### Exercise requirements:
Copy each line in which the string "осуществляет" occurs.

Dataset records:
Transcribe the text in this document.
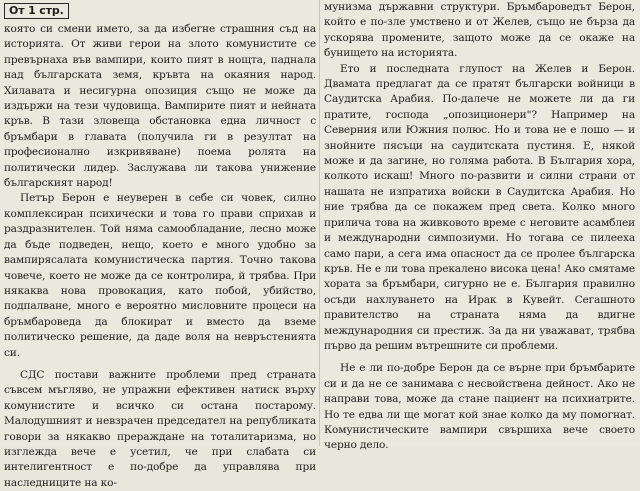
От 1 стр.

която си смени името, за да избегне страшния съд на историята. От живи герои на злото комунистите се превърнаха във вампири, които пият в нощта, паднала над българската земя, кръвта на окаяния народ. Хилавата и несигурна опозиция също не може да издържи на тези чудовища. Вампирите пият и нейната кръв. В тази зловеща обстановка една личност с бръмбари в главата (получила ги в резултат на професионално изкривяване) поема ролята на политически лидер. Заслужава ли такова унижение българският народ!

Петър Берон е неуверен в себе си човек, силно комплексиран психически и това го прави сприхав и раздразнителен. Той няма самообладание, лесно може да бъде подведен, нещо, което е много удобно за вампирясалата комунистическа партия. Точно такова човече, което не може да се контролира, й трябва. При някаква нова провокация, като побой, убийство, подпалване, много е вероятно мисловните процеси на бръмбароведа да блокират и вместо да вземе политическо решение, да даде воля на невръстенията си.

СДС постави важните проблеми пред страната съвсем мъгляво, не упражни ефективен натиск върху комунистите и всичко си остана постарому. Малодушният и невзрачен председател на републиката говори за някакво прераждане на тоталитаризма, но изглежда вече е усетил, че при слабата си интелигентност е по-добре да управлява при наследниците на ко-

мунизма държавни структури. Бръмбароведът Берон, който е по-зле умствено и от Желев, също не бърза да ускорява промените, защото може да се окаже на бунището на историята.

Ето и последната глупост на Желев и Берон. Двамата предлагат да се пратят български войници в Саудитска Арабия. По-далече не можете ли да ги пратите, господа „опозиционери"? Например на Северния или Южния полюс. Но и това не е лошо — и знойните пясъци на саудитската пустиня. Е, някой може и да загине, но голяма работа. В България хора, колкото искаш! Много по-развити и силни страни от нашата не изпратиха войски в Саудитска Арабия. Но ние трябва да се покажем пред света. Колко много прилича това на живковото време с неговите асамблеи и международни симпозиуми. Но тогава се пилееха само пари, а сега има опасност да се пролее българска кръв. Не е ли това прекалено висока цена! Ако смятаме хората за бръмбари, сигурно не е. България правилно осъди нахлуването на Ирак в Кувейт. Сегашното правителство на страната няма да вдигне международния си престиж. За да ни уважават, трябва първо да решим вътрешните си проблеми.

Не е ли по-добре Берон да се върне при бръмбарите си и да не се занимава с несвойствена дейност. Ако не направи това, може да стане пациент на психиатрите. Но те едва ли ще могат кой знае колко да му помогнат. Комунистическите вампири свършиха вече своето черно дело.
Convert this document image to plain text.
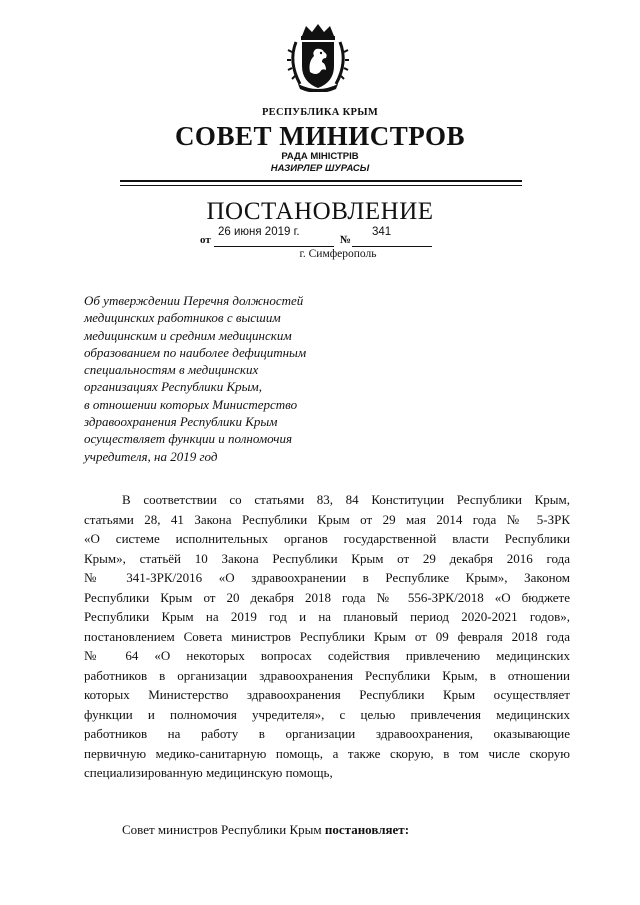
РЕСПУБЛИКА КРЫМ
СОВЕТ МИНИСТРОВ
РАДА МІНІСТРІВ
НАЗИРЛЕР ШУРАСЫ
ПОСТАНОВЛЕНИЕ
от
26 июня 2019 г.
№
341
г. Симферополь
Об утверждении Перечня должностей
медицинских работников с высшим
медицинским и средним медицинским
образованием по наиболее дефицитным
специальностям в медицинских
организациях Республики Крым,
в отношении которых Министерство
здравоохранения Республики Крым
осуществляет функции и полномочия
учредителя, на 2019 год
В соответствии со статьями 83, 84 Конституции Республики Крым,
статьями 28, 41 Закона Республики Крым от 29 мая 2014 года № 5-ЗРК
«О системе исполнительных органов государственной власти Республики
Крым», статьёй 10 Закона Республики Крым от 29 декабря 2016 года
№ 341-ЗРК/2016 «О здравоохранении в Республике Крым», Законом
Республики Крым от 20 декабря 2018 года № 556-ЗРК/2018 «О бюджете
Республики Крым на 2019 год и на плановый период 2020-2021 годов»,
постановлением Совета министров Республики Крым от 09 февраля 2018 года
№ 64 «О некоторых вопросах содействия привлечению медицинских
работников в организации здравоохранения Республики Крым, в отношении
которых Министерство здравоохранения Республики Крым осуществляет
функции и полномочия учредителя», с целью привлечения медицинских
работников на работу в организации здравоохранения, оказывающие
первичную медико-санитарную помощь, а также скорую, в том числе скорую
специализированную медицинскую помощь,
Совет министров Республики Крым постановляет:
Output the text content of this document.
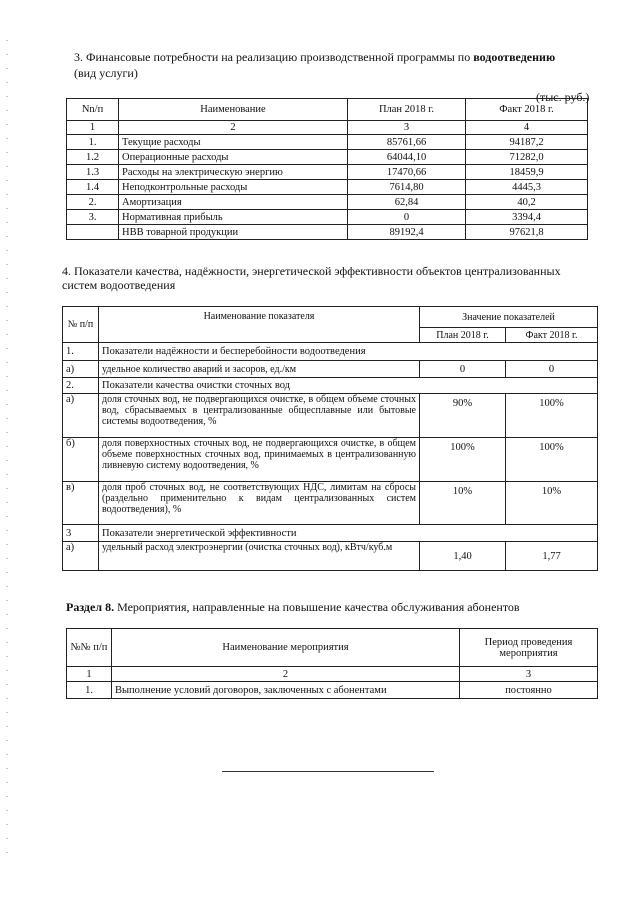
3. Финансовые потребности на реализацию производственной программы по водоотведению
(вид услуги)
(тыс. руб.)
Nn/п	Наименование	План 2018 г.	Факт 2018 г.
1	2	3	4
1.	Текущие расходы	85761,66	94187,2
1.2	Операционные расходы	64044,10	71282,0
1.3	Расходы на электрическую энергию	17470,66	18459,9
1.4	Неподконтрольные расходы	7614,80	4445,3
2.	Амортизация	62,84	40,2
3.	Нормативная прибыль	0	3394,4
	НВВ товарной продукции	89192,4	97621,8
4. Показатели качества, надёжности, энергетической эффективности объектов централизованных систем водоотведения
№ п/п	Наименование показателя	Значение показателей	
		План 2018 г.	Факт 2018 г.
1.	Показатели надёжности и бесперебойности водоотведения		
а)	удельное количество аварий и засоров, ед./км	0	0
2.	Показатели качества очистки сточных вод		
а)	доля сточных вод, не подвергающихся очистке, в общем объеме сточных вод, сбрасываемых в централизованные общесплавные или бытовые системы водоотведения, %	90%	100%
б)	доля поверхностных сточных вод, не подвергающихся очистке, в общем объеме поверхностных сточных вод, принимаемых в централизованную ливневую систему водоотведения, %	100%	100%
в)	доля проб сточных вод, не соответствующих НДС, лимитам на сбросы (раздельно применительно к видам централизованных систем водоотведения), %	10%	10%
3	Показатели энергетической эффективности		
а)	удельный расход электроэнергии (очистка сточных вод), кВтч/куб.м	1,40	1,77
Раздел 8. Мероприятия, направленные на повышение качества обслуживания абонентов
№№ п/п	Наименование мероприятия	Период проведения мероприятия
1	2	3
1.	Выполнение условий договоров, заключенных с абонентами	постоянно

### Output of the exercise:
осуществляет функции и полномочия
которых Министерство здравоохранения Республики Крым осуществляет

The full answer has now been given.